Set exercise
Take every line that has the string "Gran" and copy it out.

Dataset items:
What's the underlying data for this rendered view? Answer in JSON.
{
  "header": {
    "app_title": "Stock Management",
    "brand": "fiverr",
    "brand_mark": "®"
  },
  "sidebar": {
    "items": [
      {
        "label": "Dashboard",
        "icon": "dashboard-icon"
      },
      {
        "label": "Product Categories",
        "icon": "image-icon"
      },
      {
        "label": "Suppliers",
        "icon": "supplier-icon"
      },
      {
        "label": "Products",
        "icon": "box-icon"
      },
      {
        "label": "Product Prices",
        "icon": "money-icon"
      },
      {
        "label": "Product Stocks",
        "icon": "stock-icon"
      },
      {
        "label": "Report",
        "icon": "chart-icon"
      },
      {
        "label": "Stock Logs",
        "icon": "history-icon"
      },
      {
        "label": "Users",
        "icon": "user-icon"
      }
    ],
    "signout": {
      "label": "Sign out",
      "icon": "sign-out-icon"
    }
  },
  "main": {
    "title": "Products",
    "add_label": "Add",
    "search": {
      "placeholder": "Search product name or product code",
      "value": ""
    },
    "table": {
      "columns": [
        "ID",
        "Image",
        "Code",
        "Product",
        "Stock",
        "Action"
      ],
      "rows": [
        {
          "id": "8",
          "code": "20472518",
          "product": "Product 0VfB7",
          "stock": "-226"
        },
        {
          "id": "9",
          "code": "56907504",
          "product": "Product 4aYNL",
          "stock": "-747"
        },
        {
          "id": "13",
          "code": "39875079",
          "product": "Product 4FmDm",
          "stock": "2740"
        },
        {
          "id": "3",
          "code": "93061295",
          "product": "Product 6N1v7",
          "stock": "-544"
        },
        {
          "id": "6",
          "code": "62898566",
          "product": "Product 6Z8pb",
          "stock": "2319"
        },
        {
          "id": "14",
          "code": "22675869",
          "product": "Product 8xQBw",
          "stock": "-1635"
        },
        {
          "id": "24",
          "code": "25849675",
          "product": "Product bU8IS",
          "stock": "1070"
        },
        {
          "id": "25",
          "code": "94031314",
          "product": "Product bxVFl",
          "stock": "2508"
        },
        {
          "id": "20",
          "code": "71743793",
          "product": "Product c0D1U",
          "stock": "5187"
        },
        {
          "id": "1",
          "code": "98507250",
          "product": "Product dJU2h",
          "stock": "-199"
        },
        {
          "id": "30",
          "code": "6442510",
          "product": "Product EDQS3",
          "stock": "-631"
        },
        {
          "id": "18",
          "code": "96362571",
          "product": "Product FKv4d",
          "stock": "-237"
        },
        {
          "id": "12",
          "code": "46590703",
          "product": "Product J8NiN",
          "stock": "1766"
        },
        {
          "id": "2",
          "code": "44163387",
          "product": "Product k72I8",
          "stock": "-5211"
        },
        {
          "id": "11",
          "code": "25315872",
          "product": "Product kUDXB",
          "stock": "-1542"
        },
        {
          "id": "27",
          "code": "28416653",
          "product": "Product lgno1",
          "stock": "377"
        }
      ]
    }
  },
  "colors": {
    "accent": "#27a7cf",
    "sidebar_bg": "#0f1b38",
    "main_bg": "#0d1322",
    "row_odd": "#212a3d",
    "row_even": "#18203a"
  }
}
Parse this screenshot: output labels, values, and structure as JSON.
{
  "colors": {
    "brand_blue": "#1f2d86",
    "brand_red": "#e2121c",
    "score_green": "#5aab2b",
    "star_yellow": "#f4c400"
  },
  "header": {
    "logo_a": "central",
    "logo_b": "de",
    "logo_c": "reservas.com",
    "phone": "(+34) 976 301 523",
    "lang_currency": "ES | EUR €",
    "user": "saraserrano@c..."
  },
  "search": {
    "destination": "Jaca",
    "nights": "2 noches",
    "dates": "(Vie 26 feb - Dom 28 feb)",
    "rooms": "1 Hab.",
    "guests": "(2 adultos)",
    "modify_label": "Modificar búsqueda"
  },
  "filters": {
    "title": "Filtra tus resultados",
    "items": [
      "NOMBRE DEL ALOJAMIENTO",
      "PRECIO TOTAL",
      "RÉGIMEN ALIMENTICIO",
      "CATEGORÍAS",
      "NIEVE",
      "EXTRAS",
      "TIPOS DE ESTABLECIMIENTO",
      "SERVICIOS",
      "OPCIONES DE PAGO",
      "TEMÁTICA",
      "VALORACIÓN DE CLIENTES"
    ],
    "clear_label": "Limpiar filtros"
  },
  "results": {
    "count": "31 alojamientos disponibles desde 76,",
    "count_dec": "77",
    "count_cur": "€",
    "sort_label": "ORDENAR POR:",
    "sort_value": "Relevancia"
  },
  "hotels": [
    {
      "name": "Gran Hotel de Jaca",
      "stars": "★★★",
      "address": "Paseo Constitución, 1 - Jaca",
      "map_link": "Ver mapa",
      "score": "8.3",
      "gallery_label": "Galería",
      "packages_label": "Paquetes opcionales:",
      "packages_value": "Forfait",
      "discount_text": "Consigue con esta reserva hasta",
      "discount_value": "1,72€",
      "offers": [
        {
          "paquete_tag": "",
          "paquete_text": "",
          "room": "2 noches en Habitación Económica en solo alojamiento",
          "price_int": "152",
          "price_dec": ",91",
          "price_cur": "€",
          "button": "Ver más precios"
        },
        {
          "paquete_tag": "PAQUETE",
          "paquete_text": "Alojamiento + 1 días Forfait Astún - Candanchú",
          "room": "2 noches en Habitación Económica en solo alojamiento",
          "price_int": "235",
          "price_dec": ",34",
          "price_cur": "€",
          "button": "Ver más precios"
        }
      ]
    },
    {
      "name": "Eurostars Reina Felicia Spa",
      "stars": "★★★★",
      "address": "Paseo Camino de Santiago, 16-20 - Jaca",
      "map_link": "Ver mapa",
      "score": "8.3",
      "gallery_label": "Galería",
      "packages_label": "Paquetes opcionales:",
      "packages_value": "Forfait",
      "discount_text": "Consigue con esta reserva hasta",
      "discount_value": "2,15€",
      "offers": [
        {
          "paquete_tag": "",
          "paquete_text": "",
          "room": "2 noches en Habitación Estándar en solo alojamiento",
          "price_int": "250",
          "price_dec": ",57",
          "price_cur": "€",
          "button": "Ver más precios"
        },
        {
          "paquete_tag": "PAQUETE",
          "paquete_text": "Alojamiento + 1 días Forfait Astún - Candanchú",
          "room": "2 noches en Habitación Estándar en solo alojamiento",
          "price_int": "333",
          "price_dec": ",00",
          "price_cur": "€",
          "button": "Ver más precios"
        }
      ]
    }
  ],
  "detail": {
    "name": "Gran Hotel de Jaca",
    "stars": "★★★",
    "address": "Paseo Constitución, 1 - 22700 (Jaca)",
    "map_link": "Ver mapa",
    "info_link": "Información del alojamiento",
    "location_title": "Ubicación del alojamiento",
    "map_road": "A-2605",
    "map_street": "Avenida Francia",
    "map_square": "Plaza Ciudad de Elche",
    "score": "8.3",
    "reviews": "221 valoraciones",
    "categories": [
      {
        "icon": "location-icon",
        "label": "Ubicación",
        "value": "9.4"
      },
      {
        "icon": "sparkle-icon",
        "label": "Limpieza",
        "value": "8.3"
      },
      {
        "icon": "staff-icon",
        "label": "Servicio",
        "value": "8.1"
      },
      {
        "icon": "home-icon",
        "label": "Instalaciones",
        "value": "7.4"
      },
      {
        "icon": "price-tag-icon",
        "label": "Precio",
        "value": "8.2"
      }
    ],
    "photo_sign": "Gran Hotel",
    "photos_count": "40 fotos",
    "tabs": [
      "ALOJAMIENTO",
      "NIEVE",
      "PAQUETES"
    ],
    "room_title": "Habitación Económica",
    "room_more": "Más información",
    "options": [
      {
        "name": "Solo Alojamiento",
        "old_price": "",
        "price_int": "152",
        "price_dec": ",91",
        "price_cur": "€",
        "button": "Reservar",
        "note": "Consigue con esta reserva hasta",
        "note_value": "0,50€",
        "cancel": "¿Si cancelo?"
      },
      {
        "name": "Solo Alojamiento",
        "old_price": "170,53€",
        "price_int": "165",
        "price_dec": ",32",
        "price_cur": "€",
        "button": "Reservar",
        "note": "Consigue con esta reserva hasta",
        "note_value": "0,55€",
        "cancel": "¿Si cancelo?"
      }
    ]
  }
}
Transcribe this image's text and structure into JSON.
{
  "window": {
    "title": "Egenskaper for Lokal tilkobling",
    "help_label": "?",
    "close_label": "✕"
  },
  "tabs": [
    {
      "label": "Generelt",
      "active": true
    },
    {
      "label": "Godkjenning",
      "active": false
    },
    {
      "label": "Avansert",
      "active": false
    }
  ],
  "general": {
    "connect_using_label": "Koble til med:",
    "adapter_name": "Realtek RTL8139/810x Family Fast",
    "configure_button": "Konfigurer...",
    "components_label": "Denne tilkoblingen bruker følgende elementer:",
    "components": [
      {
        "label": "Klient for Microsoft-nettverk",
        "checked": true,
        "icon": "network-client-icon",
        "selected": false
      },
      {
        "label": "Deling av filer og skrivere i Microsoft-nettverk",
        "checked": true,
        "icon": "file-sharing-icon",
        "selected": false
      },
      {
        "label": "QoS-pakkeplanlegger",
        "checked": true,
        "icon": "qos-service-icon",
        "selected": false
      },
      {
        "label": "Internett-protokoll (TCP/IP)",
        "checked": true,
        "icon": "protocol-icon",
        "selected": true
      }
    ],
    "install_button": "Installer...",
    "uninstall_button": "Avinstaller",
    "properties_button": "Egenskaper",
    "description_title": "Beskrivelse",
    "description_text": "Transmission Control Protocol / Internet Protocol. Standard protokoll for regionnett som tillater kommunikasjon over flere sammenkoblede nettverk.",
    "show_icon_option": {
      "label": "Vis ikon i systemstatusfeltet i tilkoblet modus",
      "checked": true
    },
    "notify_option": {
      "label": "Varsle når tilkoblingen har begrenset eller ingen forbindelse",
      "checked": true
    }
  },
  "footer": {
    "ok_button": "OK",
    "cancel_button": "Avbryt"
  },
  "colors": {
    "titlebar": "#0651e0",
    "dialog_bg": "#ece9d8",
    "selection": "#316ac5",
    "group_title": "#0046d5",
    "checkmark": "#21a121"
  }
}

Answer to this problem
      "name": "Gran Hotel de Jaca",
    "name": "Gran Hotel de Jaca",
    "photo_sign": "Gran Hotel",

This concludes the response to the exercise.